WRITTEN REQUEST:
Write out the records again, exactly, leaving none out.
----------------------------------------
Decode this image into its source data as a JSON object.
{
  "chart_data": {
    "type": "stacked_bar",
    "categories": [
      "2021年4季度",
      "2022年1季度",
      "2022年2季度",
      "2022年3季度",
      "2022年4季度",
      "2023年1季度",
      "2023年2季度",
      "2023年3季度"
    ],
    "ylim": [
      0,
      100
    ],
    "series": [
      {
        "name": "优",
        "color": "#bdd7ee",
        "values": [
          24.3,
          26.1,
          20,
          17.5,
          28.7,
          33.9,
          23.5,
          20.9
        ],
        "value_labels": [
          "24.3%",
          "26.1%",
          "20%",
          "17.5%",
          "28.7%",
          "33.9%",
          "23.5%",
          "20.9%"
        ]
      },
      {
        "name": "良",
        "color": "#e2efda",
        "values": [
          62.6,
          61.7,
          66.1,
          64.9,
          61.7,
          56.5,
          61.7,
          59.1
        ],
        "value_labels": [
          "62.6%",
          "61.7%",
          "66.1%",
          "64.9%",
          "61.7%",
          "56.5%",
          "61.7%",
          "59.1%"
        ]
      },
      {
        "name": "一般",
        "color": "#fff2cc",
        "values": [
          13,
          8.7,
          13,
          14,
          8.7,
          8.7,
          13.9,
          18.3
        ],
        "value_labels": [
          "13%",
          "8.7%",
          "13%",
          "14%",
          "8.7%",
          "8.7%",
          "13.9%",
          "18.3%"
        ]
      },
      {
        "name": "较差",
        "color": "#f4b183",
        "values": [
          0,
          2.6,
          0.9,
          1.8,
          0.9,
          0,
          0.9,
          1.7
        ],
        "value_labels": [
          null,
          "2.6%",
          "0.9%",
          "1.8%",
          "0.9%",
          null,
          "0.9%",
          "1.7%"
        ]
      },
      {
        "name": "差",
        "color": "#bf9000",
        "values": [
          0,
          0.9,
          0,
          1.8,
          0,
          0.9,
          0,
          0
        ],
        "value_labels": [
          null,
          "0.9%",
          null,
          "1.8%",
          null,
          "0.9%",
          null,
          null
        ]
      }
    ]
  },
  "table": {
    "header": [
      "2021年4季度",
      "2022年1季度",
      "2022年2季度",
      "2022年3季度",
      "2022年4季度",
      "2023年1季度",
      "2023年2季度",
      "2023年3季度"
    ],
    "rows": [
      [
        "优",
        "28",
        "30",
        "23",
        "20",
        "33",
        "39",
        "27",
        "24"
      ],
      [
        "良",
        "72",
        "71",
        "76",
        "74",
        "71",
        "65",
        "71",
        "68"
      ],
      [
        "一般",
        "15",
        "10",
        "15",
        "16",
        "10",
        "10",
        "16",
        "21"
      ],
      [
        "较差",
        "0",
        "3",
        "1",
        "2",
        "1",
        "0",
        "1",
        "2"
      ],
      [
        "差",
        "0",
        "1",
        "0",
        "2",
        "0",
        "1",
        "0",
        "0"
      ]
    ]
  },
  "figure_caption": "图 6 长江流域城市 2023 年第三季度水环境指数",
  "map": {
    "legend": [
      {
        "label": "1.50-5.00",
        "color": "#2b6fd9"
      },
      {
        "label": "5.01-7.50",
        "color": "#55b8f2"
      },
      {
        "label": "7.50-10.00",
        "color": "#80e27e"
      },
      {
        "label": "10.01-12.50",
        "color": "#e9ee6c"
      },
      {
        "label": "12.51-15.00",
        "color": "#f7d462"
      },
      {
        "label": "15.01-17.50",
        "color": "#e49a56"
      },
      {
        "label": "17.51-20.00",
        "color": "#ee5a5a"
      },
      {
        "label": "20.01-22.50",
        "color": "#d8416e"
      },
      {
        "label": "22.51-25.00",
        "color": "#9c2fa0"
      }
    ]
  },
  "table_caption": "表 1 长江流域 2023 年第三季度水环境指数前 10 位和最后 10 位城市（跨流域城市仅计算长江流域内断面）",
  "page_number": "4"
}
----------------------------------------
ANSWER TO THIS PROBLEM:
Decode this image into its source data as a JSON object.
{
  "chart_data": {
    "type": "stacked_bar",
    "categories": [
      "2021年4季度",
      "2022年1季度",
      "2022年2季度",
      "2022年3季度",
      "2022年4季度",
      "2023年1季度",
      "2023年2季度",
      "2023年3季度"
    ],
    "ylim": [
      0,
      100
    ],
    "series": [
      {
        "name": "优",
        "color": "#bdd7ee",
        "values": [
          24.3,
          26.1,
          20,
          17.5,
          28.7,
          33.9,
          23.5,
          20.9
        ],
        "value_labels": [
          "24.3%",
          "26.1%",
          "20%",
          "17.5%",
          "28.7%",
          "33.9%",
          "23.5%",
          "20.9%"
        ]
      },
      {
        "name": "良",
        "color": "#e2efda",
        "values": [
          62.6,
          61.7,
          66.1,
          64.9,
          61.7,
          56.5,
          61.7,
          59.1
        ],
        "value_labels": [
          "62.6%",
          "61.7%",
          "66.1%",
          "64.9%",
          "61.7%",
          "56.5%",
          "61.7%",
          "59.1%"
        ]
      },
      {
        "name": "一般",
        "color": "#fff2cc",
        "values": [
          13,
          8.7,
          13,
          14,
          8.7,
          8.7,
          13.9,
          18.3
        ],
        "value_labels": [
          "13%",
          "8.7%",
          "13%",
          "14%",
          "8.7%",
          "8.7%",
          "13.9%",
          "18.3%"
        ]
      },
      {
        "name": "较差",
        "color": "#f4b183",
        "values": [
          0,
          2.6,
          0.9,
          1.8,
          0.9,
          0,
          0.9,
          1.7
        ],
        "value_labels": [
          null,
          "2.6%",
          "0.9%",
          "1.8%",
          "0.9%",
          null,
          "0.9%",
          "1.7%"
        ]
      },
      {
        "name": "差",
        "color": "#bf9000",
        "values": [
          0,
          0.9,
          0,
          1.8,
          0,
          0.9,
          0,
          0
        ],
        "value_labels": [
          null,
          "0.9%",
          null,
          "1.8%",
          null,
          "0.9%",
          null,
          null
        ]
      }
    ]
  },
  "table": {
    "header": [
      "2021年4季度",
      "2022年1季度",
      "2022年2季度",
      "2022年3季度",
      "2022年4季度",
      "2023年1季度",
      "2023年2季度",
      "2023年3季度"
    ],
    "rows": [
      [
        "优",
        "28",
        "30",
        "23",
        "20",
        "33",
        "39",
        "27",
        "24"
      ],
      [
        "良",
        "72",
        "71",
        "76",
        "74",
        "71",
        "65",
        "71",
        "68"
      ],
      [
        "一般",
        "15",
        "10",
        "15",
        "16",
        "10",
        "10",
        "16",
        "21"
      ],
      [
        "较差",
        "0",
        "3",
        "1",
        "2",
        "1",
        "0",
        "1",
        "2"
      ],
      [
        "差",
        "0",
        "1",
        "0",
        "2",
        "0",
        "1",
        "0",
        "0"
      ]
    ]
  },
  "figure_caption": "图 6 长江流域城市 2023 年第三季度水环境指数",
  "map": {
    "legend": [
      {
        "label": "1.50-5.00",
        "color": "#2b6fd9"
      },
      {
        "label": "5.01-7.50",
        "color": "#55b8f2"
      },
      {
        "label": "7.50-10.00",
        "color": "#80e27e"
      },
      {
        "label": "10.01-12.50",
        "color": "#e9ee6c"
      },
      {
        "label": "12.51-15.00",
        "color": "#f7d462"
      },
      {
        "label": "15.01-17.50",
        "color": "#e49a56"
      },
      {
        "label": "17.51-20.00",
        "color": "#ee5a5a"
      },
      {
        "label": "20.01-22.50",
        "color": "#d8416e"
      },
      {
        "label": "22.51-25.00",
        "color": "#9c2fa0"
      }
    ]
  },
  "table_caption": "表 1 长江流域 2023 年第三季度水环境指数前 10 位和最后 10 位城市（跨流域城市仅计算长江流域内断面）",
  "page_number": "4"
}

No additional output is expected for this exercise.